:: EXERCISE DIRECTIONS ::
Locate every line in the records below that contains the word "xlabel", and copy each one.

Dataset rows about figures
Start
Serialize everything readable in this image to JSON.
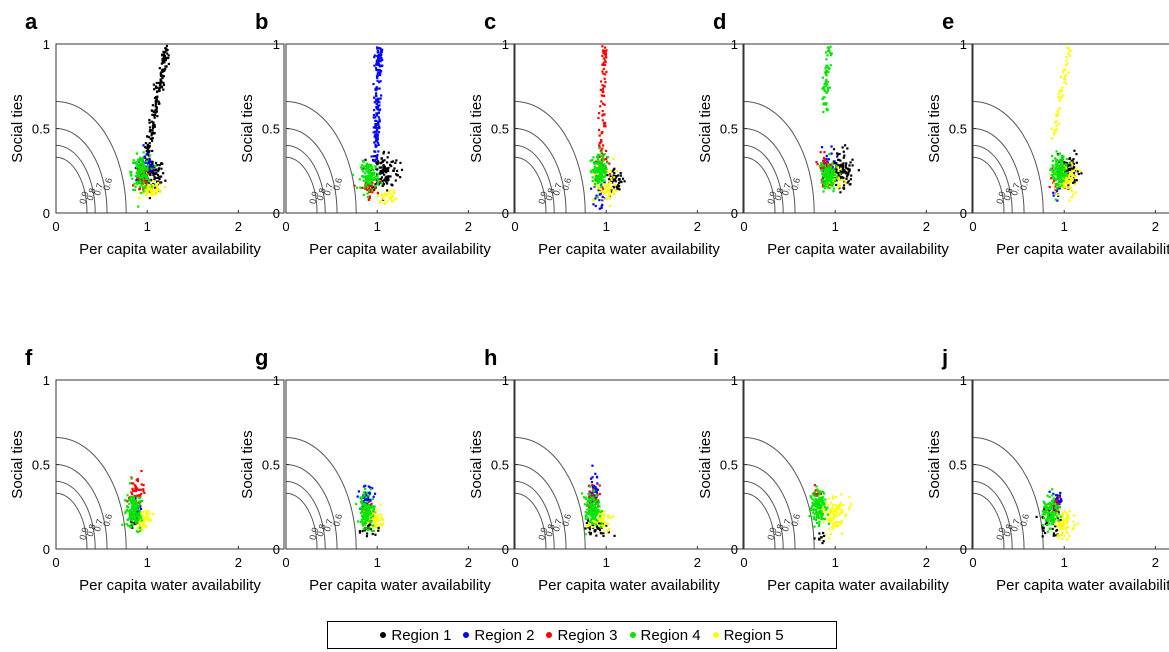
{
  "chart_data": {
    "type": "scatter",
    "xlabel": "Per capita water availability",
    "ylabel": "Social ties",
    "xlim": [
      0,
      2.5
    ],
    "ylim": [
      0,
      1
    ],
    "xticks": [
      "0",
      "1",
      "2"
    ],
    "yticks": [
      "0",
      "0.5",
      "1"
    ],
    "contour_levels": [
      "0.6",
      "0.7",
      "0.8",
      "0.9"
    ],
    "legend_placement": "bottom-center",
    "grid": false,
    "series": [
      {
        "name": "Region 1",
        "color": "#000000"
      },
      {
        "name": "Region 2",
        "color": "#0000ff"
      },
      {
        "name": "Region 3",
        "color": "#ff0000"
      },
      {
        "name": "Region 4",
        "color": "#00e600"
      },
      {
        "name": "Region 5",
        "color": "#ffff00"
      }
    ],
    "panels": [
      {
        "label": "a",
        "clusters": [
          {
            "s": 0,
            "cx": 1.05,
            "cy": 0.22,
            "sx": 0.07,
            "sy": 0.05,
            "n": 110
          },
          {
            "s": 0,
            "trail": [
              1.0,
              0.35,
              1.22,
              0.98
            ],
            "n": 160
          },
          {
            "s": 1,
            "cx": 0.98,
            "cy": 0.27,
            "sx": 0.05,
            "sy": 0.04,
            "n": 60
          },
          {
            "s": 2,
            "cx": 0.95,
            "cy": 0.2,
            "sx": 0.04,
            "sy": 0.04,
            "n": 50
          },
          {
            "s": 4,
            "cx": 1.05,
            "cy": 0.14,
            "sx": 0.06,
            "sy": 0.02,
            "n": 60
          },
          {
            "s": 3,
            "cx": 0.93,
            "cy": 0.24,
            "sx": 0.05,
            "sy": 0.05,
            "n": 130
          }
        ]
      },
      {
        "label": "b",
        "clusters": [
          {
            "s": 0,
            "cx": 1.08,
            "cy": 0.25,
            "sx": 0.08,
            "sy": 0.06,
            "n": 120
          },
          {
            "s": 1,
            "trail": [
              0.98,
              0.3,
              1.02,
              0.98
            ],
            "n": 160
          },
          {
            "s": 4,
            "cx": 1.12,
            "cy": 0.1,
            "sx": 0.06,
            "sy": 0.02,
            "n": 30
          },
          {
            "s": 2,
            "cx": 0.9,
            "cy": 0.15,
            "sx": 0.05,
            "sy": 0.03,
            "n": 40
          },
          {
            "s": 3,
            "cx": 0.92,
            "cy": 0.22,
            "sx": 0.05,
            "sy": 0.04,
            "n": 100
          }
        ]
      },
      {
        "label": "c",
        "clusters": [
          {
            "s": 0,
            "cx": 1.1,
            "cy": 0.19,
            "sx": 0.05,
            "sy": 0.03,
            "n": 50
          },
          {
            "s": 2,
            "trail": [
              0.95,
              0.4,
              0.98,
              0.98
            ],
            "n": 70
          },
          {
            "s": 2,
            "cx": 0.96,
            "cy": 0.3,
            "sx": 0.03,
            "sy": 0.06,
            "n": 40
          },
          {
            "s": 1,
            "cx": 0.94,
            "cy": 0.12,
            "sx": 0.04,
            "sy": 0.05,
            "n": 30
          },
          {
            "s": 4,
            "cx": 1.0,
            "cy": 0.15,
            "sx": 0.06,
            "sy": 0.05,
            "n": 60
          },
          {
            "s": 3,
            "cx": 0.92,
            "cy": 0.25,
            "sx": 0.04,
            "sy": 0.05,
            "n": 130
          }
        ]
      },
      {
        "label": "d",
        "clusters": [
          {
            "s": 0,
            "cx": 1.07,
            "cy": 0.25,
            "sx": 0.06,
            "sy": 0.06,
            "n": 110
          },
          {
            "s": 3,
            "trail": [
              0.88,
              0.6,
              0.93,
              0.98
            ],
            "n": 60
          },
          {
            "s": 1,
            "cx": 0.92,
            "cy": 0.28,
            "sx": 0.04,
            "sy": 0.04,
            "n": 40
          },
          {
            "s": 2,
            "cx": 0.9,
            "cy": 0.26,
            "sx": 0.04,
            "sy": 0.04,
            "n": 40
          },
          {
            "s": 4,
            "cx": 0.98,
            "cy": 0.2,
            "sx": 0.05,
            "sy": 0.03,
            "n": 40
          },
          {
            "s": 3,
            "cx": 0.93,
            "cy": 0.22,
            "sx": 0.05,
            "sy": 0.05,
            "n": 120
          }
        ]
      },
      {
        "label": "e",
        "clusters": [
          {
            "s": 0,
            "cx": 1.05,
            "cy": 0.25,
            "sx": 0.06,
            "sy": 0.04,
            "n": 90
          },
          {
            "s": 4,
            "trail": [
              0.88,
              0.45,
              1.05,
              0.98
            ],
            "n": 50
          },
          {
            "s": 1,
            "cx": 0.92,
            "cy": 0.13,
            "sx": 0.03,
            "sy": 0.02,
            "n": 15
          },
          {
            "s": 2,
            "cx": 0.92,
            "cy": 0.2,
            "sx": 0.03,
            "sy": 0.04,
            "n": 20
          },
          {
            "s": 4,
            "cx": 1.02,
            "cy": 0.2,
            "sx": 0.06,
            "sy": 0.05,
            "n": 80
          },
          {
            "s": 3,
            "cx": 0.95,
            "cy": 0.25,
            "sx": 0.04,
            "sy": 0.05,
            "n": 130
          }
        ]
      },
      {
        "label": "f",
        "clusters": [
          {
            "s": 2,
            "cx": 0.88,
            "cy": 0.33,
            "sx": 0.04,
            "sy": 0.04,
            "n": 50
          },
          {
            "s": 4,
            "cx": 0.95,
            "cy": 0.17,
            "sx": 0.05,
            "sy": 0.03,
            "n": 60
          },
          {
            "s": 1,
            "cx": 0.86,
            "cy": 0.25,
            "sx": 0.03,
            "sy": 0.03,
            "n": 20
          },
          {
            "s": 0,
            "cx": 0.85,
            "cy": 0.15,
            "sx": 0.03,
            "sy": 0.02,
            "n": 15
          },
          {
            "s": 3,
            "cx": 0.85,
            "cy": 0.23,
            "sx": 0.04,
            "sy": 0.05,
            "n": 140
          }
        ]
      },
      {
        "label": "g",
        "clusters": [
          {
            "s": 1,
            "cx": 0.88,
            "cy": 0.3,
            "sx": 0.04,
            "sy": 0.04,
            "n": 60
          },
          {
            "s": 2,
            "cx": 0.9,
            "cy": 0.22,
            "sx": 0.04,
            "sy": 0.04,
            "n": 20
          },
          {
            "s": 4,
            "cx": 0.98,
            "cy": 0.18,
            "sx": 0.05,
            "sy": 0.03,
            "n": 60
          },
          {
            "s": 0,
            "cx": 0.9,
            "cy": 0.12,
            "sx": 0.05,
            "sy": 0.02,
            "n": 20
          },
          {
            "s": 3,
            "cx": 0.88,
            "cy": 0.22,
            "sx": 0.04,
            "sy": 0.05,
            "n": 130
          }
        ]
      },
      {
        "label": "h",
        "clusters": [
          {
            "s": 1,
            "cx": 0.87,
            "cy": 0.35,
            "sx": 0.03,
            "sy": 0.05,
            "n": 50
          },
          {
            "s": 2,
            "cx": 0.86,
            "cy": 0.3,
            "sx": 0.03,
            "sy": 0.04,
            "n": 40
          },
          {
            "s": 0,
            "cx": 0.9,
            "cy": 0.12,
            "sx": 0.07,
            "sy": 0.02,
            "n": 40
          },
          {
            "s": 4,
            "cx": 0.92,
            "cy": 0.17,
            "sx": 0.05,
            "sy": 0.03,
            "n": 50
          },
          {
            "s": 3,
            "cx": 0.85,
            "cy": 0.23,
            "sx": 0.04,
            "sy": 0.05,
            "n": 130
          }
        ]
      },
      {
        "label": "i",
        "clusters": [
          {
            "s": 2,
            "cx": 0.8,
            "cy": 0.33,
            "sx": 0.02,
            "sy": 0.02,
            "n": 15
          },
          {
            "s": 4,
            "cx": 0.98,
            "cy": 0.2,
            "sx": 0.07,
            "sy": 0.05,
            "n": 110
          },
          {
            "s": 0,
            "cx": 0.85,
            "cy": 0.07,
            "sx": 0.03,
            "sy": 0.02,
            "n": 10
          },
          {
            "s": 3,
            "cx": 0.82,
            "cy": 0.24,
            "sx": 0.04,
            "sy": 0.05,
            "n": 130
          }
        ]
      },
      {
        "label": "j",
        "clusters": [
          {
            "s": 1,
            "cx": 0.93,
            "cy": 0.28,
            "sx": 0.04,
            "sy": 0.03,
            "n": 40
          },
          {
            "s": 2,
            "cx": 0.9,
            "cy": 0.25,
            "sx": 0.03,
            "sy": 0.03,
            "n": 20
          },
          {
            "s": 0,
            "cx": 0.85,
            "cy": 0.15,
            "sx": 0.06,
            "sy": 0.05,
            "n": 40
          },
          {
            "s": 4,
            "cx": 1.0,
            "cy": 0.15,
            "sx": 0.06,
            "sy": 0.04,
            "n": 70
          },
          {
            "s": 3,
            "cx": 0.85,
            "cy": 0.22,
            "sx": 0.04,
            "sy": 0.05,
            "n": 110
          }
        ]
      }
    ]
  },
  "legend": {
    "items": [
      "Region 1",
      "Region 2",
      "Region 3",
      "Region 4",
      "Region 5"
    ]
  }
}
End
Start
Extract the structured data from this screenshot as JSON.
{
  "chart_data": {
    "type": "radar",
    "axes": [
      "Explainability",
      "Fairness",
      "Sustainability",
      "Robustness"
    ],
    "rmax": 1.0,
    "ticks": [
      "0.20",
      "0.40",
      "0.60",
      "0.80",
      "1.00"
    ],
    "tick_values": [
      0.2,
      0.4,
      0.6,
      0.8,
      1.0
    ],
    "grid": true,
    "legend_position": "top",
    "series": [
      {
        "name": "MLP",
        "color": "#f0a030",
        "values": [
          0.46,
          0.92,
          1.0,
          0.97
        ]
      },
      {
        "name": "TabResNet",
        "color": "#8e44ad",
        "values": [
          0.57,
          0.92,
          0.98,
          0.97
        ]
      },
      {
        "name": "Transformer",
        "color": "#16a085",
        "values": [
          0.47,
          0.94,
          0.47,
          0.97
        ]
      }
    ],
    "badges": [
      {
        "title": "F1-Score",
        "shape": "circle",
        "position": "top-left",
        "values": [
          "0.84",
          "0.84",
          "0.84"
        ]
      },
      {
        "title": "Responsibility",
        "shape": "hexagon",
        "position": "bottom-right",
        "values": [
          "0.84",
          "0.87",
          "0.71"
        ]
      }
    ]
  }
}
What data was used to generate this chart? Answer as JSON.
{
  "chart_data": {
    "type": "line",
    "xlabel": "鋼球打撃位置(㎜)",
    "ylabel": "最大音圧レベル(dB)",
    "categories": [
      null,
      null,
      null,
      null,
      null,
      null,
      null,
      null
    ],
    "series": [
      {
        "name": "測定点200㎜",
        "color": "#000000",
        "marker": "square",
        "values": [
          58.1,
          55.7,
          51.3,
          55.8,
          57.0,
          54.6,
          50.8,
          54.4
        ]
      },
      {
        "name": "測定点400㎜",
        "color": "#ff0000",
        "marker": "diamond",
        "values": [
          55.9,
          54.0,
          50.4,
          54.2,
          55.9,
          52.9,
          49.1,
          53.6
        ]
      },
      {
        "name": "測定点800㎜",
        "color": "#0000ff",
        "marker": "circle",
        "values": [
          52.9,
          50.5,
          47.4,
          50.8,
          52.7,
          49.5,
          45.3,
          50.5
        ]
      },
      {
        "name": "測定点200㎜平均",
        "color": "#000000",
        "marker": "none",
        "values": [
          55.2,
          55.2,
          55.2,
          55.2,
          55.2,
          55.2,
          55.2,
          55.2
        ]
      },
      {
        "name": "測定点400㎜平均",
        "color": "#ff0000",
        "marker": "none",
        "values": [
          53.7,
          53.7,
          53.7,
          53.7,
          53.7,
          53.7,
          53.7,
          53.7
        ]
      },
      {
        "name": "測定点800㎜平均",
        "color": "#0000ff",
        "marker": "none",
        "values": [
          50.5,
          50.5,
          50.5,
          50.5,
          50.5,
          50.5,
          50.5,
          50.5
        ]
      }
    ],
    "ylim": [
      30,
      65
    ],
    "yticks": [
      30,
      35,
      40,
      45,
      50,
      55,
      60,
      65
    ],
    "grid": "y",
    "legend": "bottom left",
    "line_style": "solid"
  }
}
End
:: RESPONSE TO THIS TASK ::
    "xlabel": "Per capita water availability",
    "xlabel": "鋼球打撃位置(㎜)",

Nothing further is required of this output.